Source records
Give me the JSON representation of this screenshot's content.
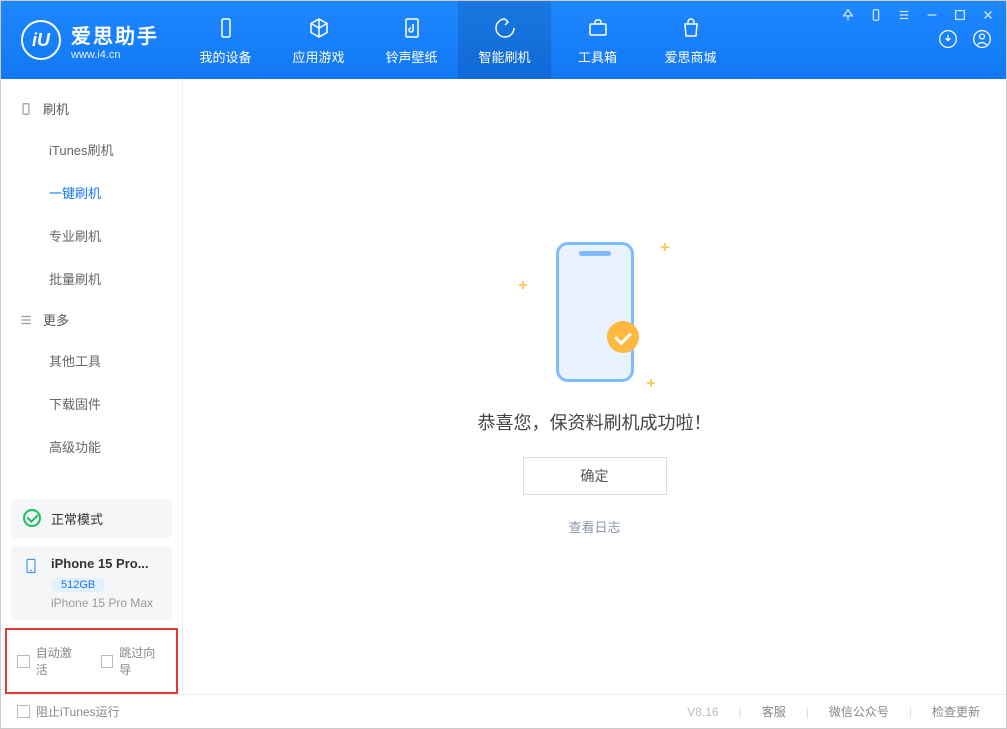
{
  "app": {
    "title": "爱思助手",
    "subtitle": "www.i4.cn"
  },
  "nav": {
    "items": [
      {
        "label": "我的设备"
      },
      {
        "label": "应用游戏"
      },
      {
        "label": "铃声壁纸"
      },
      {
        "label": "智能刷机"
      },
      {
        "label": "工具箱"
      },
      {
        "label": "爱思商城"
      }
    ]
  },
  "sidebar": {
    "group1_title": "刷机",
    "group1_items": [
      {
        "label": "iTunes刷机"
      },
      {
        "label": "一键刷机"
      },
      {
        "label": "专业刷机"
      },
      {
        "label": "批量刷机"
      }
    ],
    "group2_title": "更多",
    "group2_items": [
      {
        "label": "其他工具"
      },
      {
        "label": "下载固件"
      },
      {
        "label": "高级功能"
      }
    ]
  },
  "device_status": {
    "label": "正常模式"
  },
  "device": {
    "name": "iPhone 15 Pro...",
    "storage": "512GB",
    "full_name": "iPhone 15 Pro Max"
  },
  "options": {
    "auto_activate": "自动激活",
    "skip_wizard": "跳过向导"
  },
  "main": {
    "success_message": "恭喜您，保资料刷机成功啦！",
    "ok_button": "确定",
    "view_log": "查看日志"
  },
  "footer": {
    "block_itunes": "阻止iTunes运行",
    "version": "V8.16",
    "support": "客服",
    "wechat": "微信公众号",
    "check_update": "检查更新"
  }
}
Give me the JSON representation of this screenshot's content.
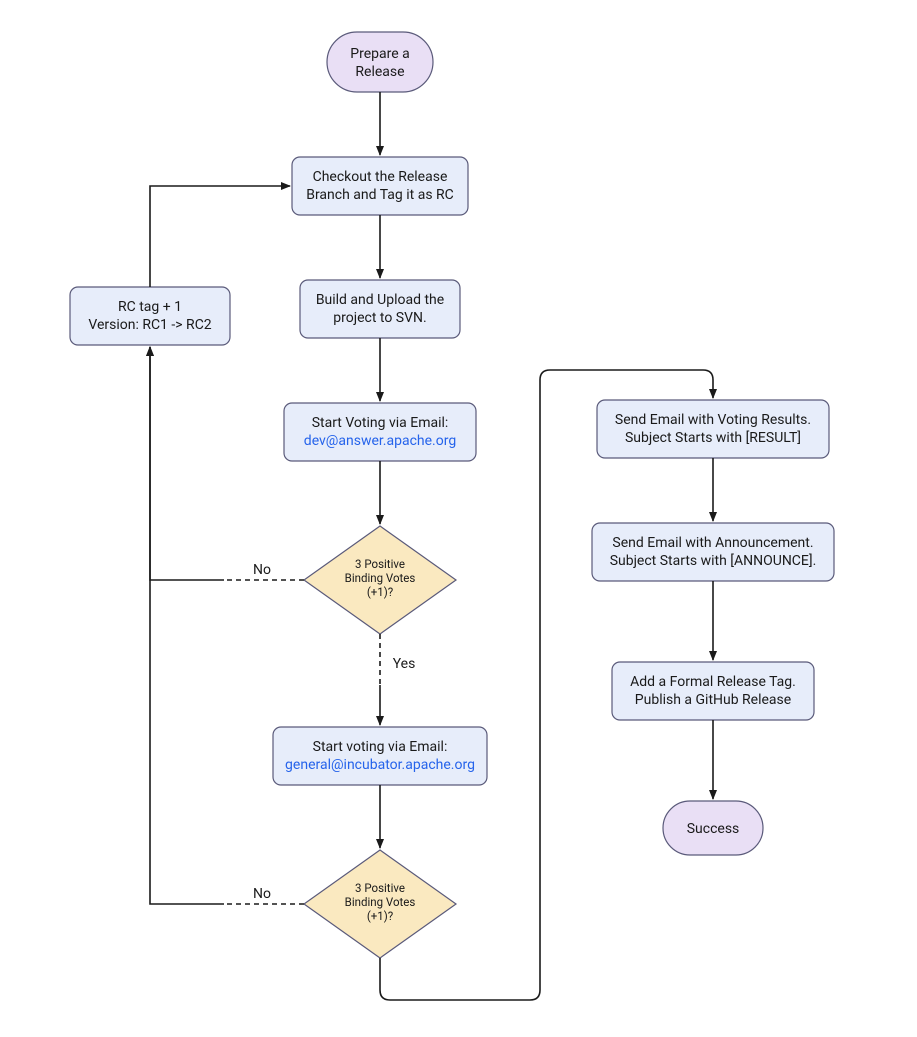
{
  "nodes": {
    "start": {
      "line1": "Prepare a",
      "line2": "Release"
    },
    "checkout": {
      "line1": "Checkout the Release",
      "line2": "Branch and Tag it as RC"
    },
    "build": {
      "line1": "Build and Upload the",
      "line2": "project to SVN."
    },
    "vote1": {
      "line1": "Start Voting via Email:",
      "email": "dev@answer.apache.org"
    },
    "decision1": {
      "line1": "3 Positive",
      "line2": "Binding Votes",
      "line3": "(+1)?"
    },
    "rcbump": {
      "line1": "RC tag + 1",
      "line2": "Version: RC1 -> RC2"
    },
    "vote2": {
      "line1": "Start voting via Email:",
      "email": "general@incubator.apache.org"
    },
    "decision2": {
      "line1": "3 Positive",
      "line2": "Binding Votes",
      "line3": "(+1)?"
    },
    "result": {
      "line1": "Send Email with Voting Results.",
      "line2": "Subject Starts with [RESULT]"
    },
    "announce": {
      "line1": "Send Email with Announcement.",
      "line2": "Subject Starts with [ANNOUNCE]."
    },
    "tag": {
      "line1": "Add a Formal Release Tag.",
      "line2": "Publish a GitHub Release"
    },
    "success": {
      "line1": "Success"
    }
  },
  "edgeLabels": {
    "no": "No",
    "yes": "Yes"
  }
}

# What to do:
Retype every entry verbatim and exclude the pictures from the copy.

# Solution for this task:
Give me the JSON representation of this screenshot's content.
{
  "app": {
    "title": "爱思助手",
    "subtitle": "www.i4.cn"
  },
  "nav": {
    "items": [
      {
        "label": "我的设备"
      },
      {
        "label": "应用游戏"
      },
      {
        "label": "铃声壁纸"
      },
      {
        "label": "智能刷机"
      },
      {
        "label": "工具箱"
      },
      {
        "label": "爱思商城"
      }
    ]
  },
  "sidebar": {
    "group1_title": "刷机",
    "group1_items": [
      {
        "label": "iTunes刷机"
      },
      {
        "label": "一键刷机"
      },
      {
        "label": "专业刷机"
      },
      {
        "label": "批量刷机"
      }
    ],
    "group2_title": "更多",
    "group2_items": [
      {
        "label": "其他工具"
      },
      {
        "label": "下载固件"
      },
      {
        "label": "高级功能"
      }
    ]
  },
  "device_status": {
    "label": "正常模式"
  },
  "device": {
    "name": "iPhone 15 Pro...",
    "storage": "512GB",
    "full_name": "iPhone 15 Pro Max"
  },
  "options": {
    "auto_activate": "自动激活",
    "skip_wizard": "跳过向导"
  },
  "main": {
    "success_message": "恭喜您，保资料刷机成功啦！",
    "ok_button": "确定",
    "view_log": "查看日志"
  },
  "footer": {
    "block_itunes": "阻止iTunes运行",
    "version": "V8.16",
    "support": "客服",
    "wechat": "微信公众号",
    "check_update": "检查更新"
  }
}
Give me the JSON representation of this screenshot's content.
{
  "nodes": {
    "start": {
      "line1": "Prepare a",
      "line2": "Release"
    },
    "checkout": {
      "line1": "Checkout the Release",
      "line2": "Branch and Tag it as RC"
    },
    "build": {
      "line1": "Build and Upload the",
      "line2": "project to SVN."
    },
    "vote1": {
      "line1": "Start Voting via Email:",
      "email": "dev@answer.apache.org"
    },
    "decision1": {
      "line1": "3 Positive",
      "line2": "Binding Votes",
      "line3": "(+1)?"
    },
    "rcbump": {
      "line1": "RC tag + 1",
      "line2": "Version: RC1 -> RC2"
    },
    "vote2": {
      "line1": "Start voting via Email:",
      "email": "general@incubator.apache.org"
    },
    "decision2": {
      "line1": "3 Positive",
      "line2": "Binding Votes",
      "line3": "(+1)?"
    },
    "result": {
      "line1": "Send Email with Voting Results.",
      "line2": "Subject Starts with [RESULT]"
    },
    "announce": {
      "line1": "Send Email with Announcement.",
      "line2": "Subject Starts with [ANNOUNCE]."
    },
    "tag": {
      "line1": "Add a Formal Release Tag.",
      "line2": "Publish a GitHub Release"
    },
    "success": {
      "line1": "Success"
    }
  },
  "edgeLabels": {
    "no": "No",
    "yes": "Yes"
  }
}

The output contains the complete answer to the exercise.